> GIVEN RECORDS
= = = =

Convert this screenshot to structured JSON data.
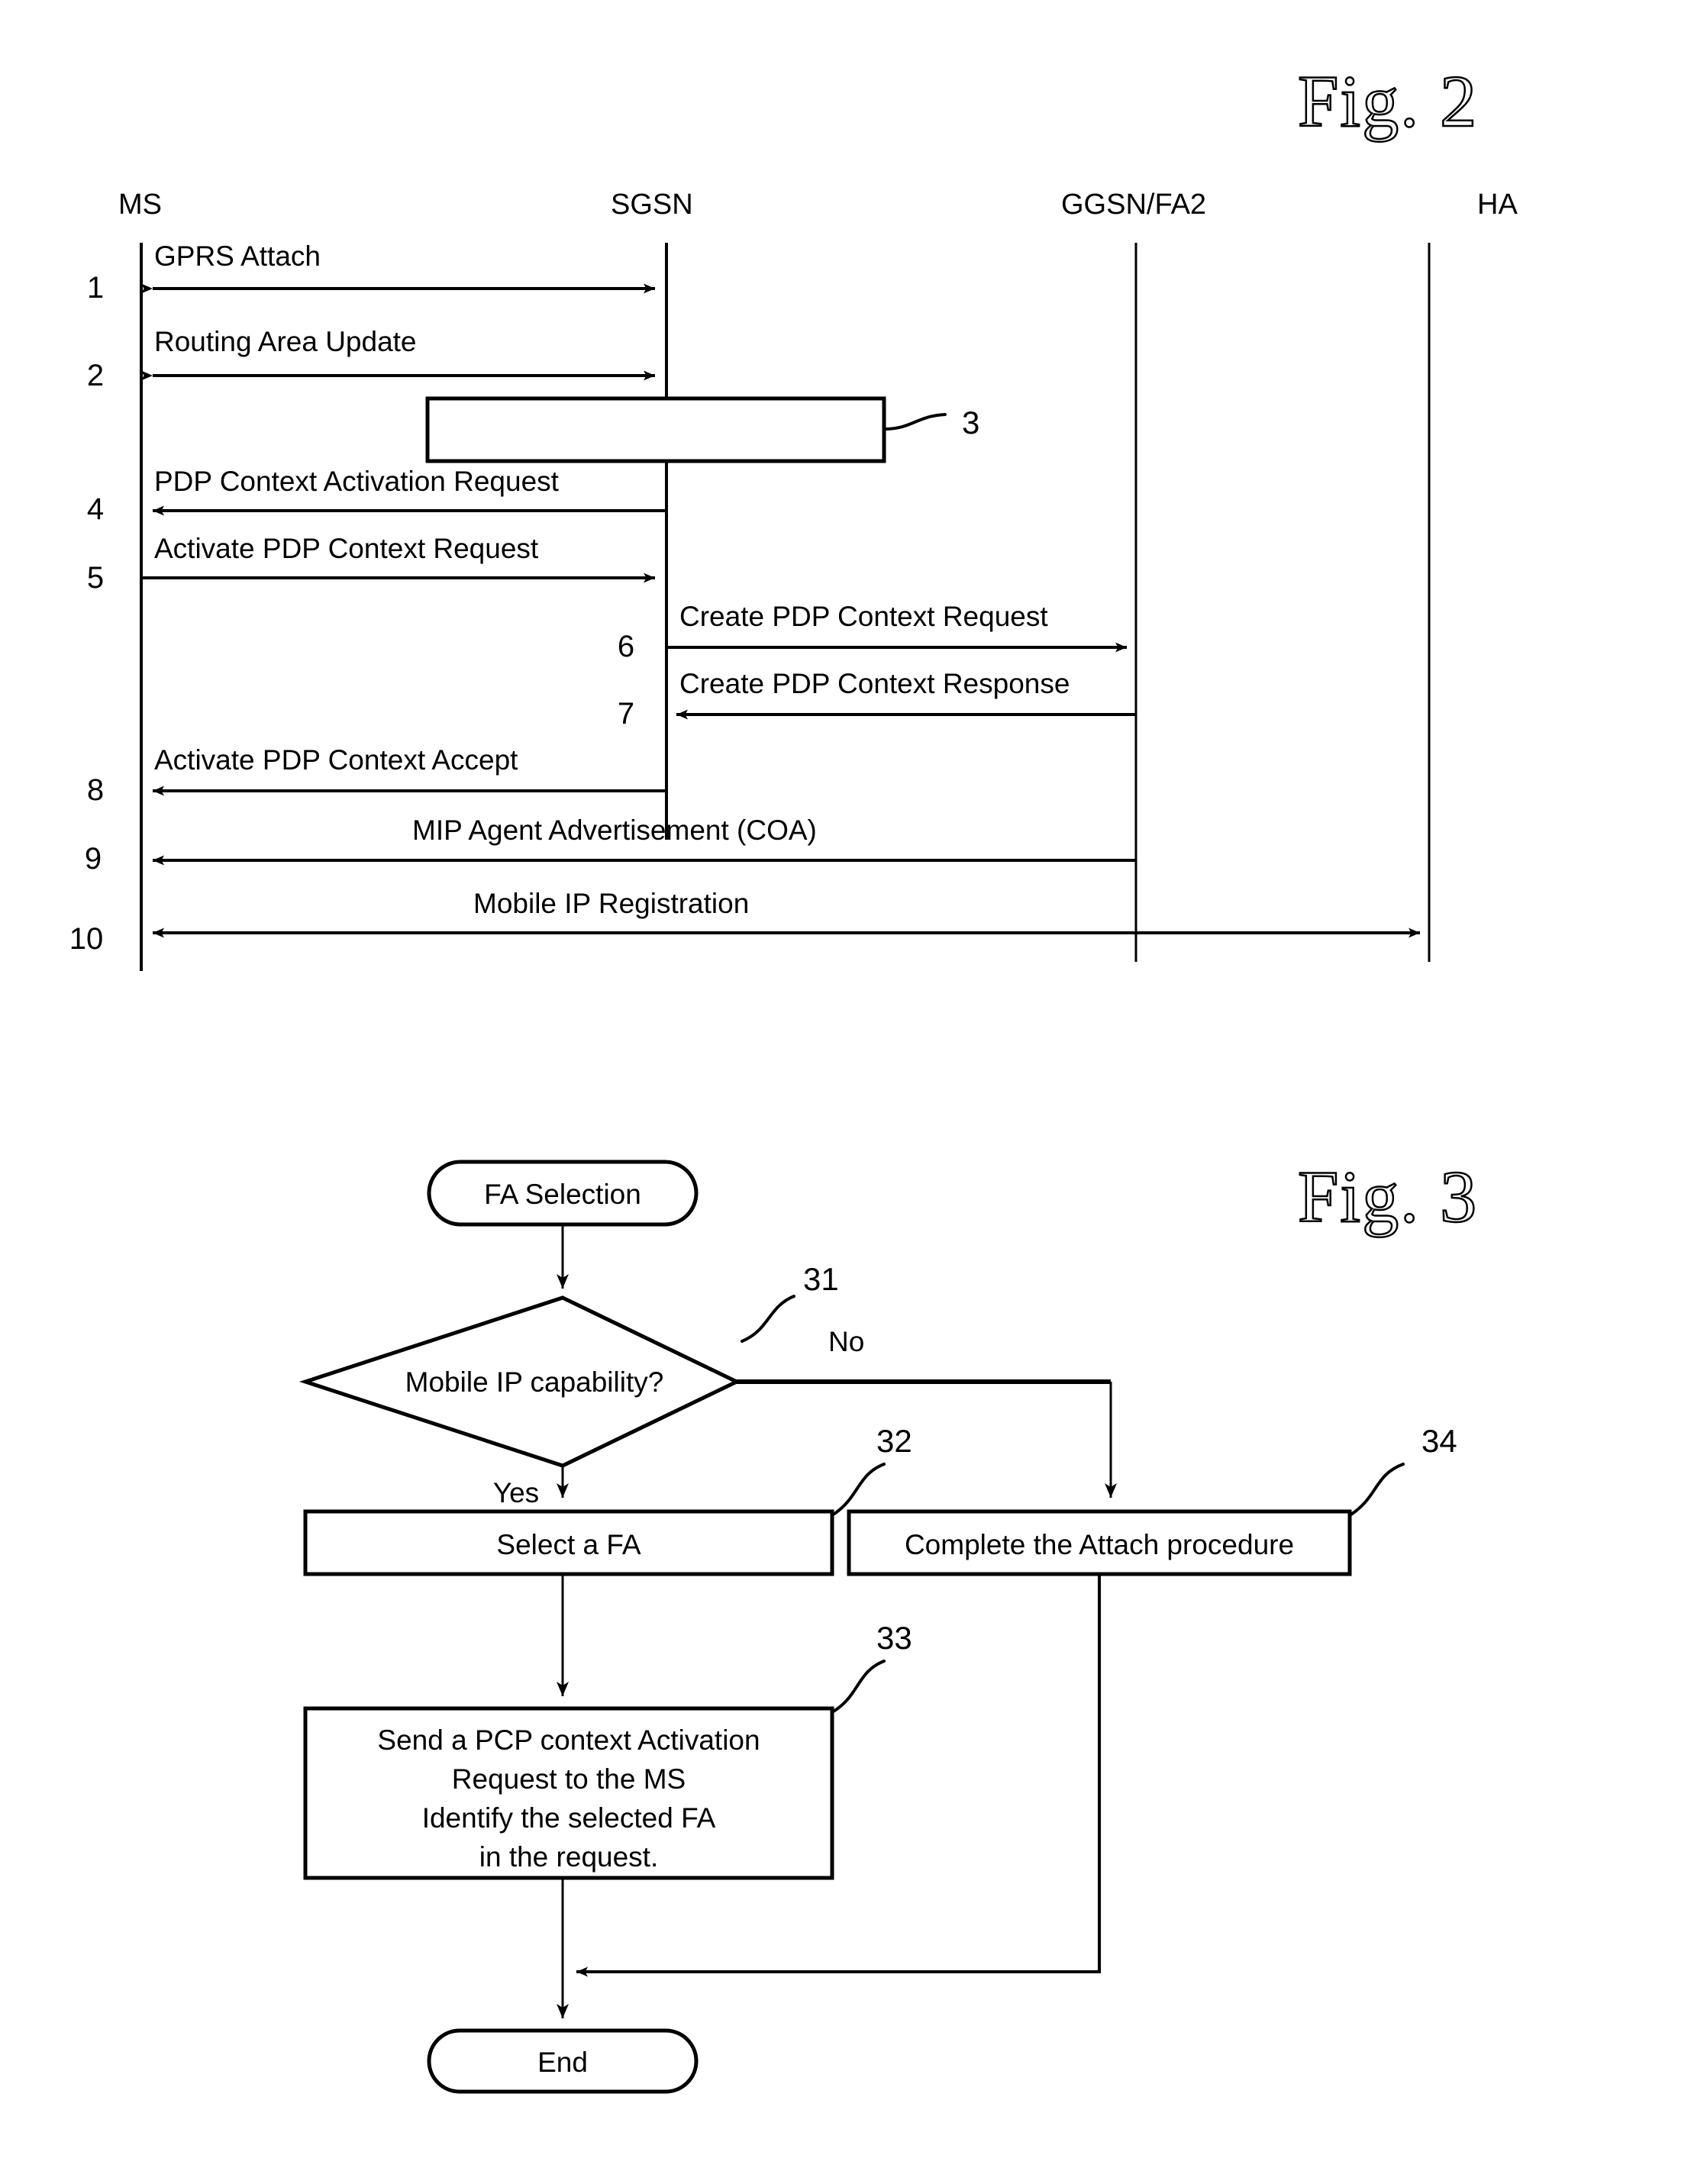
{
  "figures": [
    {
      "id": "fig2",
      "title": "Fig. 2",
      "type": "sequence-diagram",
      "lifelines": [
        {
          "name": "MS",
          "label": "MS"
        },
        {
          "name": "SGSN",
          "label": "SGSN"
        },
        {
          "name": "GGSN/FA2",
          "label": "GGSN/FA2"
        },
        {
          "name": "HA",
          "label": "HA"
        }
      ],
      "messages": [
        {
          "step": "1",
          "label": "GPRS Attach",
          "from": "SGSN",
          "to": "MS",
          "direction": "both"
        },
        {
          "step": "2",
          "label": "Routing Area Update",
          "from": "SGSN",
          "to": "MS",
          "direction": "both"
        },
        {
          "step": "4",
          "label": "PDP Context Activation Request",
          "from": "SGSN",
          "to": "MS",
          "direction": "left"
        },
        {
          "step": "5",
          "label": "Activate PDP Context Request",
          "from": "MS",
          "to": "SGSN",
          "direction": "right"
        },
        {
          "step": "6",
          "label": "Create PDP Context Request",
          "from": "SGSN",
          "to": "GGSN/FA2",
          "direction": "right"
        },
        {
          "step": "7",
          "label": "Create PDP Context Response",
          "from": "GGSN/FA2",
          "to": "SGSN",
          "direction": "left"
        },
        {
          "step": "8",
          "label": "Activate PDP Context Accept",
          "from": "SGSN",
          "to": "MS",
          "direction": "left"
        },
        {
          "step": "9",
          "label": "MIP Agent Advertisement (COA)",
          "from": "GGSN/FA2",
          "to": "MS",
          "direction": "left"
        },
        {
          "step": "10",
          "label": "Mobile IP Registration",
          "from": "MS",
          "to": "HA",
          "direction": "both"
        }
      ],
      "process_box": {
        "ref": "3",
        "label": ""
      }
    },
    {
      "id": "fig3",
      "title": "Fig. 3",
      "type": "flowchart",
      "nodes": [
        {
          "ref": "",
          "kind": "terminator",
          "label": "FA Selection"
        },
        {
          "ref": "31",
          "kind": "decision",
          "label": "Mobile IP capability?"
        },
        {
          "ref": "32",
          "kind": "process",
          "label": "Select a FA"
        },
        {
          "ref": "34",
          "kind": "process",
          "label": "Complete the Attach procedure"
        },
        {
          "ref": "33",
          "kind": "process",
          "label_lines": [
            "Send a PCP context Activation",
            "Request to the MS",
            "Identify the selected FA",
            "in the request."
          ]
        },
        {
          "ref": "",
          "kind": "terminator",
          "label": "End"
        }
      ],
      "branch_labels": {
        "yes": "Yes",
        "no": "No"
      }
    }
  ],
  "fig2": {
    "title": "Fig. 2",
    "headers": {
      "ms": "MS",
      "sgsn": "SGSN",
      "ggsn": "GGSN/FA2",
      "ha": "HA"
    },
    "steps": {
      "s1": "1",
      "s2": "2",
      "s4": "4",
      "s5": "5",
      "s6": "6",
      "s7": "7",
      "s8": "8",
      "s9": "9",
      "s10": "10"
    },
    "labels": {
      "m1": "GPRS Attach",
      "m2": "Routing Area Update",
      "m4": "PDP Context Activation Request",
      "m5": "Activate PDP Context Request",
      "m6": "Create PDP Context Request",
      "m7": "Create PDP Context Response",
      "m8": "Activate PDP Context Accept",
      "m9": "MIP Agent Advertisement (COA)",
      "m10": "Mobile IP Registration"
    },
    "refs": {
      "box3": "3"
    }
  },
  "fig3": {
    "title": "Fig. 3",
    "start": "FA Selection",
    "decision": "Mobile IP capability?",
    "yes": "Yes",
    "no": "No",
    "select_fa": "Select a FA",
    "complete_attach": "Complete the Attach procedure",
    "send_pcp": {
      "l1": "Send a PCP context Activation",
      "l2": "Request to the MS",
      "l3": "Identify the selected FA",
      "l4": "in the request."
    },
    "end": "End",
    "refs": {
      "r31": "31",
      "r32": "32",
      "r33": "33",
      "r34": "34"
    }
  }
}
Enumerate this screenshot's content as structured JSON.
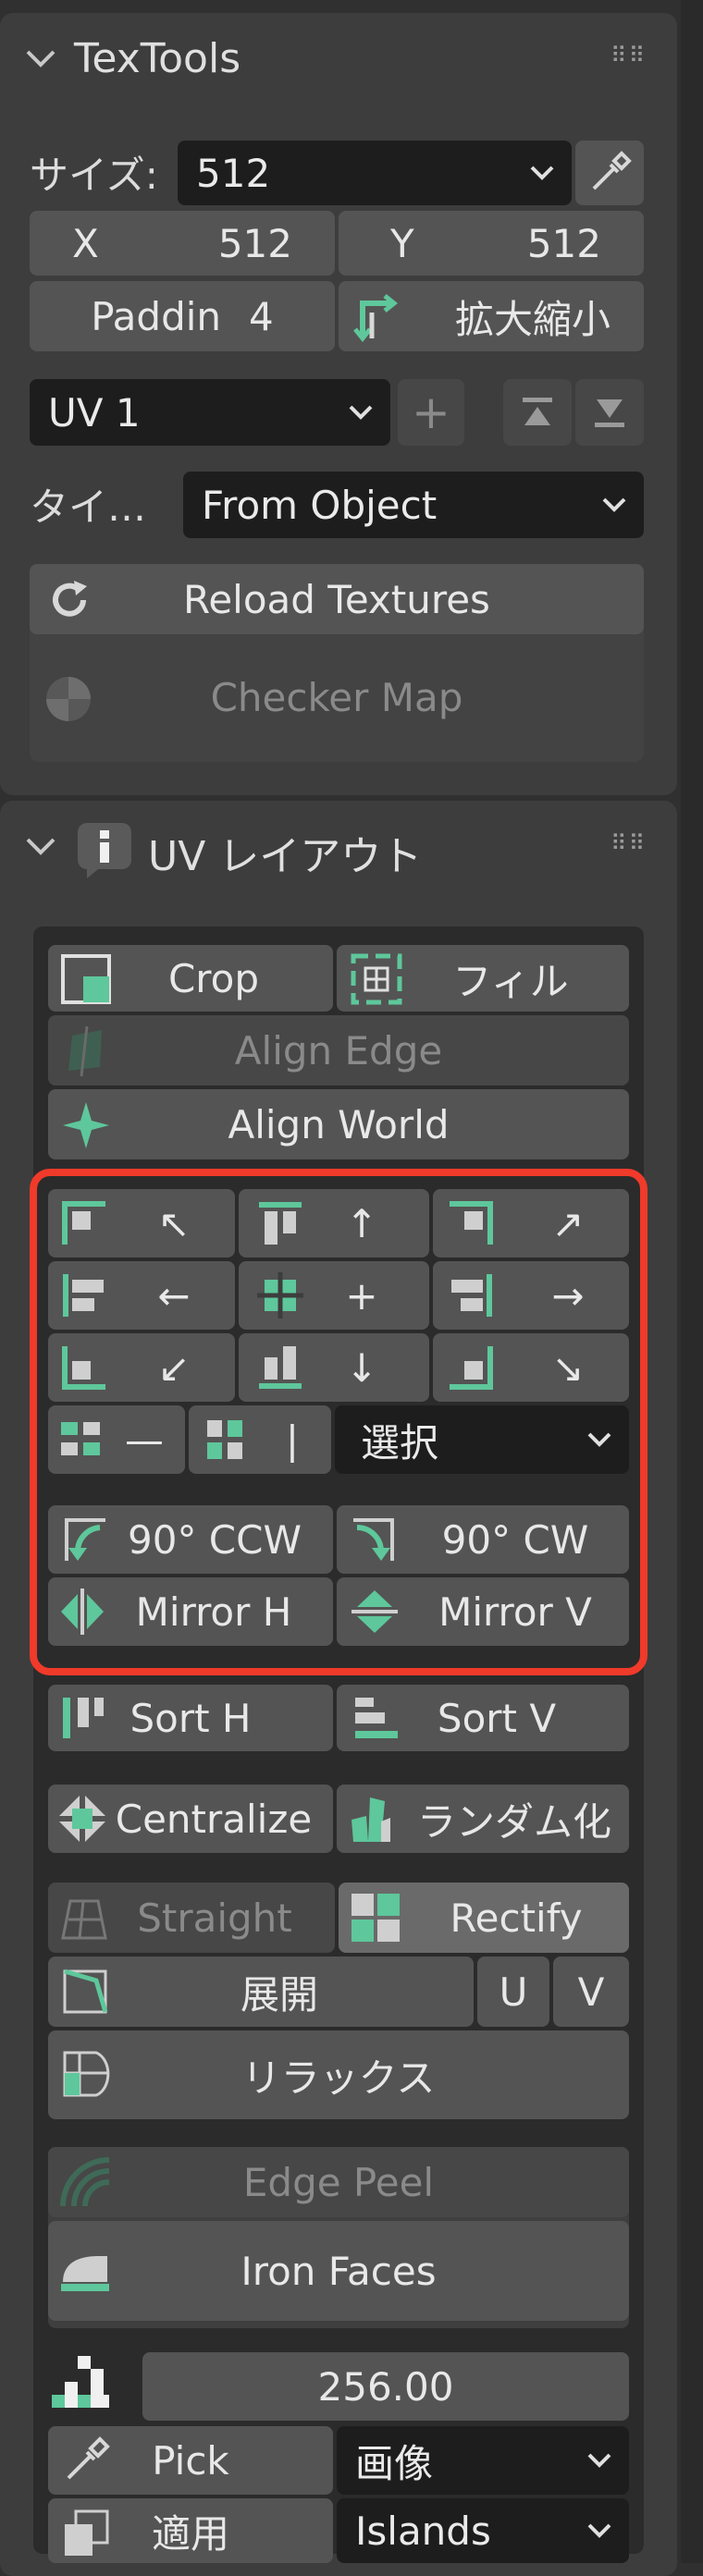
{
  "textools": {
    "title": "TexTools",
    "size_label": "サイズ:",
    "size_value": "512",
    "x_label": "X",
    "x_value": "512",
    "y_label": "Y",
    "y_value": "512",
    "padding_label": "Paddin",
    "padding_value": "4",
    "scale_label": "拡大縮小",
    "uv_channel": "UV 1",
    "plus": "+",
    "type_label": "タイ…",
    "type_value": "From Object",
    "reload_label": "Reload Textures",
    "checker_label": "Checker Map"
  },
  "uvlayout": {
    "title": "UV レイアウト",
    "crop_label": "Crop",
    "fill_label": "フィル",
    "align_edge_label": "Align Edge",
    "align_world_label": "Align World",
    "align_grid": [
      [
        "↖",
        "↑",
        "↗"
      ],
      [
        "←",
        "+",
        "→"
      ],
      [
        "↙",
        "↓",
        "↘"
      ]
    ],
    "dist_h": "—",
    "dist_v": "|",
    "select_value": "選択",
    "rot_ccw": "90° CCW",
    "rot_cw": "90° CW",
    "mirror_h": "Mirror H",
    "mirror_v": "Mirror V",
    "sort_h": "Sort H",
    "sort_v": "Sort V",
    "centralize": "Centralize",
    "randomize": "ランダム化",
    "straight": "Straight",
    "rectify": "Rectify",
    "unwrap": "展開",
    "u": "U",
    "v": "V",
    "relax": "リラックス",
    "edge_peel": "Edge Peel",
    "iron_faces": "Iron Faces",
    "texel_value": "256.00",
    "pick": "Pick",
    "pick_mode": "画像",
    "apply": "適用",
    "apply_mode": "Islands"
  },
  "colors": {
    "accent_green": "#5ec79b",
    "highlight_red": "#f03a2a"
  }
}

= = = =

> REQUIRED WORK
Leave out the pictures and restate everything else word for word.

> RESULT FOR THIS TASK
Convert this screenshot to structured JSON data.
{
  "figures": [
    {
      "id": "fig2",
      "title": "Fig. 2",
      "type": "sequence-diagram",
      "lifelines": [
        {
          "name": "MS",
          "label": "MS"
        },
        {
          "name": "SGSN",
          "label": "SGSN"
        },
        {
          "name": "GGSN/FA2",
          "label": "GGSN/FA2"
        },
        {
          "name": "HA",
          "label": "HA"
        }
      ],
      "messages": [
        {
          "step": "1",
          "label": "GPRS Attach",
          "from": "SGSN",
          "to": "MS",
          "direction": "both"
        },
        {
          "step": "2",
          "label": "Routing Area Update",
          "from": "SGSN",
          "to": "MS",
          "direction": "both"
        },
        {
          "step": "4",
          "label": "PDP Context Activation Request",
          "from": "SGSN",
          "to": "MS",
          "direction": "left"
        },
        {
          "step": "5",
          "label": "Activate PDP Context Request",
          "from": "MS",
          "to": "SGSN",
          "direction": "right"
        },
        {
          "step": "6",
          "label": "Create PDP Context Request",
          "from": "SGSN",
          "to": "GGSN/FA2",
          "direction": "right"
        },
        {
          "step": "7",
          "label": "Create PDP Context Response",
          "from": "GGSN/FA2",
          "to": "SGSN",
          "direction": "left"
        },
        {
          "step": "8",
          "label": "Activate PDP Context Accept",
          "from": "SGSN",
          "to": "MS",
          "direction": "left"
        },
        {
          "step": "9",
          "label": "MIP Agent Advertisement (COA)",
          "from": "GGSN/FA2",
          "to": "MS",
          "direction": "left"
        },
        {
          "step": "10",
          "label": "Mobile IP Registration",
          "from": "MS",
          "to": "HA",
          "direction": "both"
        }
      ],
      "process_box": {
        "ref": "3",
        "label": ""
      }
    },
    {
      "id": "fig3",
      "title": "Fig. 3",
      "type": "flowchart",
      "nodes": [
        {
          "ref": "",
          "kind": "terminator",
          "label": "FA Selection"
        },
        {
          "ref": "31",
          "kind": "decision",
          "label": "Mobile IP capability?"
        },
        {
          "ref": "32",
          "kind": "process",
          "label": "Select a FA"
        },
        {
          "ref": "34",
          "kind": "process",
          "label": "Complete the Attach procedure"
        },
        {
          "ref": "33",
          "kind": "process",
          "label_lines": [
            "Send a PCP context Activation",
            "Request to the MS",
            "Identify the selected FA",
            "in the request."
          ]
        },
        {
          "ref": "",
          "kind": "terminator",
          "label": "End"
        }
      ],
      "branch_labels": {
        "yes": "Yes",
        "no": "No"
      }
    }
  ],
  "fig2": {
    "title": "Fig. 2",
    "headers": {
      "ms": "MS",
      "sgsn": "SGSN",
      "ggsn": "GGSN/FA2",
      "ha": "HA"
    },
    "steps": {
      "s1": "1",
      "s2": "2",
      "s4": "4",
      "s5": "5",
      "s6": "6",
      "s7": "7",
      "s8": "8",
      "s9": "9",
      "s10": "10"
    },
    "labels": {
      "m1": "GPRS Attach",
      "m2": "Routing Area Update",
      "m4": "PDP Context Activation Request",
      "m5": "Activate PDP Context Request",
      "m6": "Create PDP Context Request",
      "m7": "Create PDP Context Response",
      "m8": "Activate PDP Context Accept",
      "m9": "MIP Agent Advertisement (COA)",
      "m10": "Mobile IP Registration"
    },
    "refs": {
      "box3": "3"
    }
  },
  "fig3": {
    "title": "Fig. 3",
    "start": "FA Selection",
    "decision": "Mobile IP capability?",
    "yes": "Yes",
    "no": "No",
    "select_fa": "Select a FA",
    "complete_attach": "Complete the Attach procedure",
    "send_pcp": {
      "l1": "Send a PCP context Activation",
      "l2": "Request to the MS",
      "l3": "Identify the selected FA",
      "l4": "in the request."
    },
    "end": "End",
    "refs": {
      "r31": "31",
      "r32": "32",
      "r33": "33",
      "r34": "34"
    }
  }
}
Enumerate this screenshot's content as structured JSON.
{
  "textools": {
    "title": "TexTools",
    "size_label": "サイズ:",
    "size_value": "512",
    "x_label": "X",
    "x_value": "512",
    "y_label": "Y",
    "y_value": "512",
    "padding_label": "Paddin",
    "padding_value": "4",
    "scale_label": "拡大縮小",
    "uv_channel": "UV 1",
    "plus": "+",
    "type_label": "タイ…",
    "type_value": "From Object",
    "reload_label": "Reload Textures",
    "checker_label": "Checker Map"
  },
  "uvlayout": {
    "title": "UV レイアウト",
    "crop_label": "Crop",
    "fill_label": "フィル",
    "align_edge_label": "Align Edge",
    "align_world_label": "Align World",
    "align_grid": [
      [
        "↖",
        "↑",
        "↗"
      ],
      [
        "←",
        "+",
        "→"
      ],
      [
        "↙",
        "↓",
        "↘"
      ]
    ],
    "dist_h": "—",
    "dist_v": "|",
    "select_value": "選択",
    "rot_ccw": "90° CCW",
    "rot_cw": "90° CW",
    "mirror_h": "Mirror H",
    "mirror_v": "Mirror V",
    "sort_h": "Sort H",
    "sort_v": "Sort V",
    "centralize": "Centralize",
    "randomize": "ランダム化",
    "straight": "Straight",
    "rectify": "Rectify",
    "unwrap": "展開",
    "u": "U",
    "v": "V",
    "relax": "リラックス",
    "edge_peel": "Edge Peel",
    "iron_faces": "Iron Faces",
    "texel_value": "256.00",
    "pick": "Pick",
    "pick_mode": "画像",
    "apply": "適用",
    "apply_mode": "Islands"
  },
  "colors": {
    "accent_green": "#5ec79b",
    "highlight_red": "#f03a2a"
  }
}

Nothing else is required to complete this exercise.